**Task goal**
Repeat each line of the material exactly.

• • • • • • •

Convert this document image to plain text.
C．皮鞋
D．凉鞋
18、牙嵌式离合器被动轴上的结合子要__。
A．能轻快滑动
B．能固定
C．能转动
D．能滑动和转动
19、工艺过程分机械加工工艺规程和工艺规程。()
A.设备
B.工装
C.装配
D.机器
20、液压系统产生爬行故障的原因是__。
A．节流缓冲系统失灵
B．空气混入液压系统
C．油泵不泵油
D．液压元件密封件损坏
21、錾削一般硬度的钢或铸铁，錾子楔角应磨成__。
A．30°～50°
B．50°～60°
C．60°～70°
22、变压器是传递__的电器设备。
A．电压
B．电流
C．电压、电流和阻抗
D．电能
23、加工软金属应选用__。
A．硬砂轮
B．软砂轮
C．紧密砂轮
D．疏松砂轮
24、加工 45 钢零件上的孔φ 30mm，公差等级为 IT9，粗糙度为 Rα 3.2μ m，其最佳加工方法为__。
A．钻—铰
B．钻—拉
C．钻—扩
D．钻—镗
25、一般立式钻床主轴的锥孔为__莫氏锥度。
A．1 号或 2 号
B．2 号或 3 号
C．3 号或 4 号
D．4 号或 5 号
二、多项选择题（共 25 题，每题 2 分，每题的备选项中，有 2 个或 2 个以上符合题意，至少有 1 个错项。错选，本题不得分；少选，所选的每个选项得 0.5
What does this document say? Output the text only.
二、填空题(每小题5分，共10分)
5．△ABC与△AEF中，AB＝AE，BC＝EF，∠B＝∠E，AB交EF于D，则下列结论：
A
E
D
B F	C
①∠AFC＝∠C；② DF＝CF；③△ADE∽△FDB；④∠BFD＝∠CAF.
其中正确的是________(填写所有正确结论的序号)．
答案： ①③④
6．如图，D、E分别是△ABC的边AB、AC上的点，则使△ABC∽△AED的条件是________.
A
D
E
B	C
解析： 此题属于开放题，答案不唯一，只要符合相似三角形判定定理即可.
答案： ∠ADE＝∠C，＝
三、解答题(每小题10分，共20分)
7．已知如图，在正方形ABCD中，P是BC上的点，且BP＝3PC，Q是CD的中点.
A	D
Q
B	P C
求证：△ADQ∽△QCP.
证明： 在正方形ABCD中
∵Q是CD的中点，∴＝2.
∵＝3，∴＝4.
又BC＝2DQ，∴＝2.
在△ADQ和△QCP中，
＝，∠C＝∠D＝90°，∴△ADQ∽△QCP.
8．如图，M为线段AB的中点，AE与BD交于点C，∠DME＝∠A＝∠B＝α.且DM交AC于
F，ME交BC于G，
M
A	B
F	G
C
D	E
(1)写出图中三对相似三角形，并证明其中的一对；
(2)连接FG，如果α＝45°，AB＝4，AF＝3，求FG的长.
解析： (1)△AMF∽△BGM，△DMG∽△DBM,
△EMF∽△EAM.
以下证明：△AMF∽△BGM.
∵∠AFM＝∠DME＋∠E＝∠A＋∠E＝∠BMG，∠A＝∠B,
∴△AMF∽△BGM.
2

• • • • • • •

**Complete output**
Convert this document image to plain text.
C．皮鞋
D．凉鞋
18、牙嵌式离合器被动轴上的结合子要__。
A．能轻快滑动
B．能固定
C．能转动
D．能滑动和转动
19、工艺过程分机械加工工艺规程和工艺规程。()
A.设备
B.工装
C.装配
D.机器
20、液压系统产生爬行故障的原因是__。
A．节流缓冲系统失灵
B．空气混入液压系统
C．油泵不泵油
D．液压元件密封件损坏
21、錾削一般硬度的钢或铸铁，錾子楔角应磨成__。
A．30°～50°
B．50°～60°
C．60°～70°
22、变压器是传递__的电器设备。
A．电压
B．电流
C．电压、电流和阻抗
D．电能
23、加工软金属应选用__。
A．硬砂轮
B．软砂轮
C．紧密砂轮
D．疏松砂轮
24、加工 45 钢零件上的孔φ 30mm，公差等级为 IT9，粗糙度为 Rα 3.2μ m，其最佳加工方法为__。
A．钻—铰
B．钻—拉
C．钻—扩
D．钻—镗
25、一般立式钻床主轴的锥孔为__莫氏锥度。
A．1 号或 2 号
B．2 号或 3 号
C．3 号或 4 号
D．4 号或 5 号
二、多项选择题（共 25 题，每题 2 分，每题的备选项中，有 2 个或 2 个以上符合题意，至少有 1 个错项。错选，本题不得分；少选，所选的每个选项得 0.5
What does this document say? Output the text only.
二、填空题(每小题5分，共10分)
5．△ABC与△AEF中，AB＝AE，BC＝EF，∠B＝∠E，AB交EF于D，则下列结论：
A
E
D
B F	C
①∠AFC＝∠C；② DF＝CF；③△ADE∽△FDB；④∠BFD＝∠CAF.
其中正确的是________(填写所有正确结论的序号)．
答案： ①③④
6．如图，D、E分别是△ABC的边AB、AC上的点，则使△ABC∽△AED的条件是________.
A
D
E
B	C
解析： 此题属于开放题，答案不唯一，只要符合相似三角形判定定理即可.
答案： ∠ADE＝∠C，＝
三、解答题(每小题10分，共20分)
7．已知如图，在正方形ABCD中，P是BC上的点，且BP＝3PC，Q是CD的中点.
A	D
Q
B	P C
求证：△ADQ∽△QCP.
证明： 在正方形ABCD中
∵Q是CD的中点，∴＝2.
∵＝3，∴＝4.
又BC＝2DQ，∴＝2.
在△ADQ和△QCP中，
＝，∠C＝∠D＝90°，∴△ADQ∽△QCP.
8．如图，M为线段AB的中点，AE与BD交于点C，∠DME＝∠A＝∠B＝α.且DM交AC于
F，ME交BC于G，
M
A	B
F	G
C
D	E
(1)写出图中三对相似三角形，并证明其中的一对；
(2)连接FG，如果α＝45°，AB＝4，AF＝3，求FG的长.
解析： (1)△AMF∽△BGM，△DMG∽△DBM,
△EMF∽△EAM.
以下证明：△AMF∽△BGM.
∵∠AFM＝∠DME＋∠E＝∠A＋∠E＝∠BMG，∠A＝∠B,
∴△AMF∽△BGM.
2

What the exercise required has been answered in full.